■ **WHAT YOU ARE ASKED TO DO**:
Transcribe the material exactly. Images do not belong in the copy.

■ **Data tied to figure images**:
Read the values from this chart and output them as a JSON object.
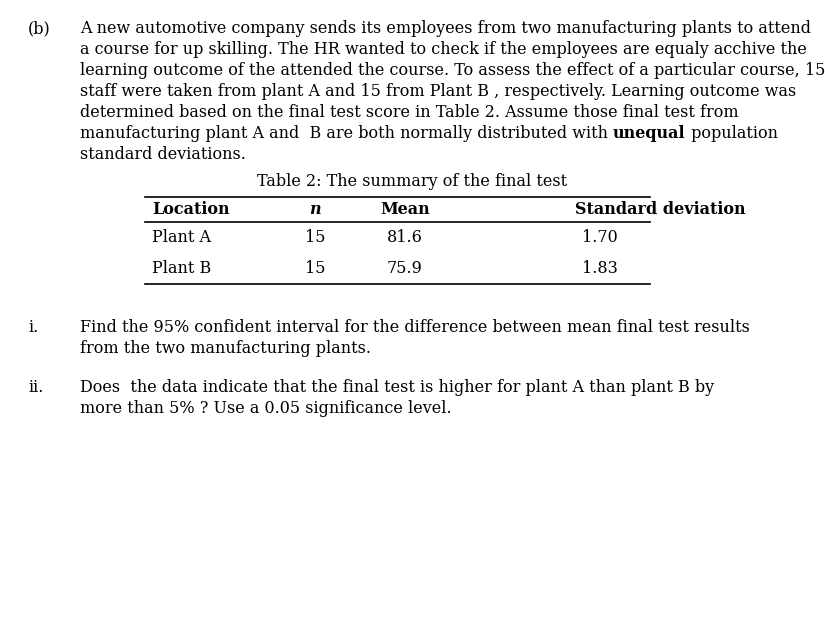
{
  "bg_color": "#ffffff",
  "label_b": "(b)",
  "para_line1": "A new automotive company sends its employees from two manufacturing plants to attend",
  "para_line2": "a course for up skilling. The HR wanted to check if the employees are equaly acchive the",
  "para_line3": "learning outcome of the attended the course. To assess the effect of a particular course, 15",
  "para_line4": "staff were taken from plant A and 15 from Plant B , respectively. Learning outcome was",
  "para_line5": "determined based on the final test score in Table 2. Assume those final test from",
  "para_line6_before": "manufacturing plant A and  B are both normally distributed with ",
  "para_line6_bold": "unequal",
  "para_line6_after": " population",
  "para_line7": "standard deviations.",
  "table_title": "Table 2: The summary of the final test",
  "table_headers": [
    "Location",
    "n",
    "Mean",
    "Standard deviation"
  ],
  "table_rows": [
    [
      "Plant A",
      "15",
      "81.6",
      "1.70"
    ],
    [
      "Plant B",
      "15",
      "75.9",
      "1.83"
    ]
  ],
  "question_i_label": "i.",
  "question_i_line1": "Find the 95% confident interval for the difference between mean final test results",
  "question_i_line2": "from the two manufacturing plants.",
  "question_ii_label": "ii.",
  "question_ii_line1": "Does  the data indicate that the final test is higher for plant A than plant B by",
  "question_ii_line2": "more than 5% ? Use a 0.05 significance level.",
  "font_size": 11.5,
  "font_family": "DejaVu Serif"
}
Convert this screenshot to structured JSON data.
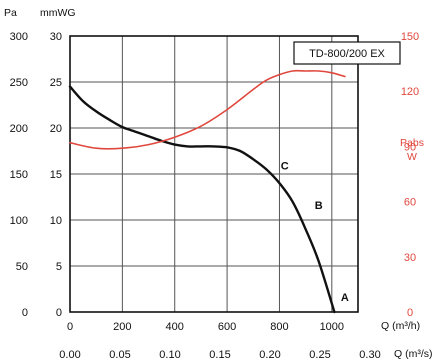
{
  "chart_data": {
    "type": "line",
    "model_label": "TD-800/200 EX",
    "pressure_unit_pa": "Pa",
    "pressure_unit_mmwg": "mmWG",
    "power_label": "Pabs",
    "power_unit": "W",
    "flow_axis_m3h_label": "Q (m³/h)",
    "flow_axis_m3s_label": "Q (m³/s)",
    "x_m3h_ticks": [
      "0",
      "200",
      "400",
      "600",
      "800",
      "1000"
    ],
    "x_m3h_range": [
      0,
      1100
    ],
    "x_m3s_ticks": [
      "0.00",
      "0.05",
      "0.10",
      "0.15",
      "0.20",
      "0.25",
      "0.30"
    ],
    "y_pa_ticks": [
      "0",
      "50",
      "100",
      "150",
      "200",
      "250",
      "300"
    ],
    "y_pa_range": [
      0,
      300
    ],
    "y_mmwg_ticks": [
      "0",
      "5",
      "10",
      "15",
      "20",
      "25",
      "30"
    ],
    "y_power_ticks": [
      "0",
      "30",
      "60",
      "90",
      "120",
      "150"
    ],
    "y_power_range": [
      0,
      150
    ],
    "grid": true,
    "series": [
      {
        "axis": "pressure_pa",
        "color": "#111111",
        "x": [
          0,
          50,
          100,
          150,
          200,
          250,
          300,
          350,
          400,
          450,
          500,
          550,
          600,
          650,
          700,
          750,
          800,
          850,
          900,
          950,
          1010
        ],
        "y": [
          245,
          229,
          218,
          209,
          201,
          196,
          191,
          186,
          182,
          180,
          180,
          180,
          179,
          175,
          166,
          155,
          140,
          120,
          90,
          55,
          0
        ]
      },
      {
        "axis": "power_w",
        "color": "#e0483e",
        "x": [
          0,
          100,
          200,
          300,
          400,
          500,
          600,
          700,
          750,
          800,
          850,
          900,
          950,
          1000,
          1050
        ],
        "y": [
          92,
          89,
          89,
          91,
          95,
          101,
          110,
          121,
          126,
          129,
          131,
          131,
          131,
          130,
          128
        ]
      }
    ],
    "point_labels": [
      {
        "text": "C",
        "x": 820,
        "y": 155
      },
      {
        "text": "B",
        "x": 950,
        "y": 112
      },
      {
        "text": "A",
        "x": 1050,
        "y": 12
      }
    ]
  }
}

■ **FULL ANSWER**:
Read the values from this chart and output them as a JSON object.
{
  "bg_color": "#ffffff",
  "label_b": "(b)",
  "para_line1": "A new automotive company sends its employees from two manufacturing plants to attend",
  "para_line2": "a course for up skilling. The HR wanted to check if the employees are equaly acchive the",
  "para_line3": "learning outcome of the attended the course. To assess the effect of a particular course, 15",
  "para_line4": "staff were taken from plant A and 15 from Plant B , respectively. Learning outcome was",
  "para_line5": "determined based on the final test score in Table 2. Assume those final test from",
  "para_line6_before": "manufacturing plant A and  B are both normally distributed with ",
  "para_line6_bold": "unequal",
  "para_line6_after": " population",
  "para_line7": "standard deviations.",
  "table_title": "Table 2: The summary of the final test",
  "table_headers": [
    "Location",
    "n",
    "Mean",
    "Standard deviation"
  ],
  "table_rows": [
    [
      "Plant A",
      "15",
      "81.6",
      "1.70"
    ],
    [
      "Plant B",
      "15",
      "75.9",
      "1.83"
    ]
  ],
  "question_i_label": "i.",
  "question_i_line1": "Find the 95% confident interval for the difference between mean final test results",
  "question_i_line2": "from the two manufacturing plants.",
  "question_ii_label": "ii.",
  "question_ii_line1": "Does  the data indicate that the final test is higher for plant A than plant B by",
  "question_ii_line2": "more than 5% ? Use a 0.05 significance level.",
  "font_size": 11.5,
  "font_family": "DejaVu Serif"
}
Convert this screenshot to structured JSON data.
{
  "chart_data": {
    "type": "line",
    "model_label": "TD-800/200 EX",
    "pressure_unit_pa": "Pa",
    "pressure_unit_mmwg": "mmWG",
    "power_label": "Pabs",
    "power_unit": "W",
    "flow_axis_m3h_label": "Q (m³/h)",
    "flow_axis_m3s_label": "Q (m³/s)",
    "x_m3h_ticks": [
      "0",
      "200",
      "400",
      "600",
      "800",
      "1000"
    ],
    "x_m3h_range": [
      0,
      1100
    ],
    "x_m3s_ticks": [
      "0.00",
      "0.05",
      "0.10",
      "0.15",
      "0.20",
      "0.25",
      "0.30"
    ],
    "y_pa_ticks": [
      "0",
      "50",
      "100",
      "150",
      "200",
      "250",
      "300"
    ],
    "y_pa_range": [
      0,
      300
    ],
    "y_mmwg_ticks": [
      "0",
      "5",
      "10",
      "15",
      "20",
      "25",
      "30"
    ],
    "y_power_ticks": [
      "0",
      "30",
      "60",
      "90",
      "120",
      "150"
    ],
    "y_power_range": [
      0,
      150
    ],
    "grid": true,
    "series": [
      {
        "axis": "pressure_pa",
        "color": "#111111",
        "x": [
          0,
          50,
          100,
          150,
          200,
          250,
          300,
          350,
          400,
          450,
          500,
          550,
          600,
          650,
          700,
          750,
          800,
          850,
          900,
          950,
          1010
        ],
        "y": [
          245,
          229,
          218,
          209,
          201,
          196,
          191,
          186,
          182,
          180,
          180,
          180,
          179,
          175,
          166,
          155,
          140,
          120,
          90,
          55,
          0
        ]
      },
      {
        "axis": "power_w",
        "color": "#e0483e",
        "x": [
          0,
          100,
          200,
          300,
          400,
          500,
          600,
          700,
          750,
          800,
          850,
          900,
          950,
          1000,
          1050
        ],
        "y": [
          92,
          89,
          89,
          91,
          95,
          101,
          110,
          121,
          126,
          129,
          131,
          131,
          131,
          130,
          128
        ]
      }
    ],
    "point_labels": [
      {
        "text": "C",
        "x": 820,
        "y": 155
      },
      {
        "text": "B",
        "x": 950,
        "y": 112
      },
      {
        "text": "A",
        "x": 1050,
        "y": 12
      }
    ]
  }
}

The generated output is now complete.